EXERCISE DIRECTIONS -> Wherever the string "study" appears in the records, return the line that holds it.
** SUPPLIED MATERIAL follows **
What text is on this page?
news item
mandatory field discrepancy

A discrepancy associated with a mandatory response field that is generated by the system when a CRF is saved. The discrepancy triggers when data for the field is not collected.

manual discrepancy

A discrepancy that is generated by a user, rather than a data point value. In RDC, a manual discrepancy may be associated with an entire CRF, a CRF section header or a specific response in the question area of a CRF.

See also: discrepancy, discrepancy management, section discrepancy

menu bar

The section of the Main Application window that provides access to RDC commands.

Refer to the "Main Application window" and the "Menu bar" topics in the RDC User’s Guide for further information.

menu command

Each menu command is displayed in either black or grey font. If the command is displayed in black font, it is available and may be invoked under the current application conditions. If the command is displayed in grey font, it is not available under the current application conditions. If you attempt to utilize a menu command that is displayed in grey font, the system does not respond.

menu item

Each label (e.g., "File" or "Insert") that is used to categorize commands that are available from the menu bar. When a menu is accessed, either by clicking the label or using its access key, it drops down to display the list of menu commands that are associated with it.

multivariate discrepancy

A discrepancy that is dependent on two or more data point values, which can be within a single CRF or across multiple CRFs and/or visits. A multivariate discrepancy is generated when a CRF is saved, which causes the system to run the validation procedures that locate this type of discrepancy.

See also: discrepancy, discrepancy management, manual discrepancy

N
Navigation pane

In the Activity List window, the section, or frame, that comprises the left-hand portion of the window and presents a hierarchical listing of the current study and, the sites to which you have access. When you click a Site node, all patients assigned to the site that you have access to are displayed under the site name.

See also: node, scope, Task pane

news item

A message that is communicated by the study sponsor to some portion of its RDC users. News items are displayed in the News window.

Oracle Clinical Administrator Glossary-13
** End of SUPPLIED MATERIAL **
YOUR SOLUTION ->
In the Activity List window, the section, or frame, that comprises the left-hand portion of the window and presents a hierarchical listing of the current study and, the sites to which you have access. When you click a Site node, all patients assigned to the site that you have access to are displayed under the site name.
A message that is communicated by the study sponsor to some portion of its RDC users. News items are displayed in the News window.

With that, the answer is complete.